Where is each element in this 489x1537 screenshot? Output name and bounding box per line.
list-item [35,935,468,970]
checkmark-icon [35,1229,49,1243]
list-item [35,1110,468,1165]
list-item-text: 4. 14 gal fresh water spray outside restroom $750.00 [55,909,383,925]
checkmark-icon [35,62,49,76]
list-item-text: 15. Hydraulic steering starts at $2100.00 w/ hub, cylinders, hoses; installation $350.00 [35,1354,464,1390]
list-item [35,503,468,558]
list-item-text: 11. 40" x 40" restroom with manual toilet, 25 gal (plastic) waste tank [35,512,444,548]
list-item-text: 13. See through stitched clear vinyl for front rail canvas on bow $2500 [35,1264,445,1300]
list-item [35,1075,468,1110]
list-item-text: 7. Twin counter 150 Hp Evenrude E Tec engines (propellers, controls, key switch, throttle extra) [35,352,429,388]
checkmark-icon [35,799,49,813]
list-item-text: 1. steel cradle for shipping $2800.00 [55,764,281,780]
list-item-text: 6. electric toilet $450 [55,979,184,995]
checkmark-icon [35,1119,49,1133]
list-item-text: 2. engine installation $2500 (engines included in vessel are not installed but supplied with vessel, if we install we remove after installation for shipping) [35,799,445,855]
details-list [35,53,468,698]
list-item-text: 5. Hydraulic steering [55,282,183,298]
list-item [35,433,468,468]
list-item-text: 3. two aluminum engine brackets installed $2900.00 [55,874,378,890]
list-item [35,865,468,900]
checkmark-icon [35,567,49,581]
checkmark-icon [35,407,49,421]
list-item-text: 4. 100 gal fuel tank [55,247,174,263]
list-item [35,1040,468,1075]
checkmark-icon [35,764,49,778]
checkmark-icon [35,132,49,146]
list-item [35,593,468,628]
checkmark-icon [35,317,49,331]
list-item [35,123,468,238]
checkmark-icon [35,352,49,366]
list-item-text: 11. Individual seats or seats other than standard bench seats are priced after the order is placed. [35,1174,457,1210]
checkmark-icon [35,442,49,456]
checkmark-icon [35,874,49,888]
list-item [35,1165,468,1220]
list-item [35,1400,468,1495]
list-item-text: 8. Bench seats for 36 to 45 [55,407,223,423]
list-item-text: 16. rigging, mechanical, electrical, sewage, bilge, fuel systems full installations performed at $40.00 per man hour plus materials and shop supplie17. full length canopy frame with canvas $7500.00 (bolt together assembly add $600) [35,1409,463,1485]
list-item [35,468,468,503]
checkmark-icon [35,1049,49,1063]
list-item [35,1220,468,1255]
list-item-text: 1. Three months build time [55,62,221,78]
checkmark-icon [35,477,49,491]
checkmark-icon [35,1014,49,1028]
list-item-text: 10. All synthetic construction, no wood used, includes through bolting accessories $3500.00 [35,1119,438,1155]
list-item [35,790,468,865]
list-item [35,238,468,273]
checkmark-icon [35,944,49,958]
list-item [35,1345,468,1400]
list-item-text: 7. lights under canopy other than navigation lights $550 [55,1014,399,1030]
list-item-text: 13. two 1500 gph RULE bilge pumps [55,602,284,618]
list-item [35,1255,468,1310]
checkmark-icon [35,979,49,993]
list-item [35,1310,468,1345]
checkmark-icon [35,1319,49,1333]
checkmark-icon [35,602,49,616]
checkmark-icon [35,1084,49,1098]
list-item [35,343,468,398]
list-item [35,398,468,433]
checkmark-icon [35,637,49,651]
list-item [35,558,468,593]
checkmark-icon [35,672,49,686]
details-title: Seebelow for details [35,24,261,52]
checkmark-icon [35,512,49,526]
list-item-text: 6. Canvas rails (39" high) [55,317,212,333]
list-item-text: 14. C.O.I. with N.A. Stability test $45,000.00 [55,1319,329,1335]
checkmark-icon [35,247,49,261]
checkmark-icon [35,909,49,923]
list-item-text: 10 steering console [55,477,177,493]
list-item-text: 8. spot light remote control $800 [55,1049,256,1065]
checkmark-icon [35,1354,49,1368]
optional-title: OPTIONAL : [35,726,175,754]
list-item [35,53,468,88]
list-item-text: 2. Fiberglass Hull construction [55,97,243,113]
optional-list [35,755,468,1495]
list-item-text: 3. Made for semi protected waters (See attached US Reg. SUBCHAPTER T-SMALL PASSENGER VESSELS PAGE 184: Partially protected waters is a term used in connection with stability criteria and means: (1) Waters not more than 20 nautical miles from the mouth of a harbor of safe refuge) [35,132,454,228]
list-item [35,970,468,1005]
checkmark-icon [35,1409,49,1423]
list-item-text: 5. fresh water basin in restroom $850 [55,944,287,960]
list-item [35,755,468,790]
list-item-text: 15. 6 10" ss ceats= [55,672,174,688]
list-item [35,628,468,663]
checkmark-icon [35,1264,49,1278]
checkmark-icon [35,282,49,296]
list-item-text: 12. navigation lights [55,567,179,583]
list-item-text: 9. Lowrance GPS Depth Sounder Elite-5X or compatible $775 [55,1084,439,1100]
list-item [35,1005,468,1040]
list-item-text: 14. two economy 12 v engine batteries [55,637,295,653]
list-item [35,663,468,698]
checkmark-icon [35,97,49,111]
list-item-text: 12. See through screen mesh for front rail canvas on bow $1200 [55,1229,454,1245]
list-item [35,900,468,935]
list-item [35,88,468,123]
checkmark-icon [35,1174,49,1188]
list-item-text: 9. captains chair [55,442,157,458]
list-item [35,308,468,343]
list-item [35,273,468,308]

• **Stated task**
Locate every line in the entries above that contains the string "tank", treating uppercase and lowercase as distinct, and copy each such line.

• **Expected answer**
list-item-text: 11. 40" x 40" restroom with manual toilet, 25 gal (plastic) waste tank [35,512,444,548]
list-item-text: 4. 100 gal fuel tank [55,247,174,263]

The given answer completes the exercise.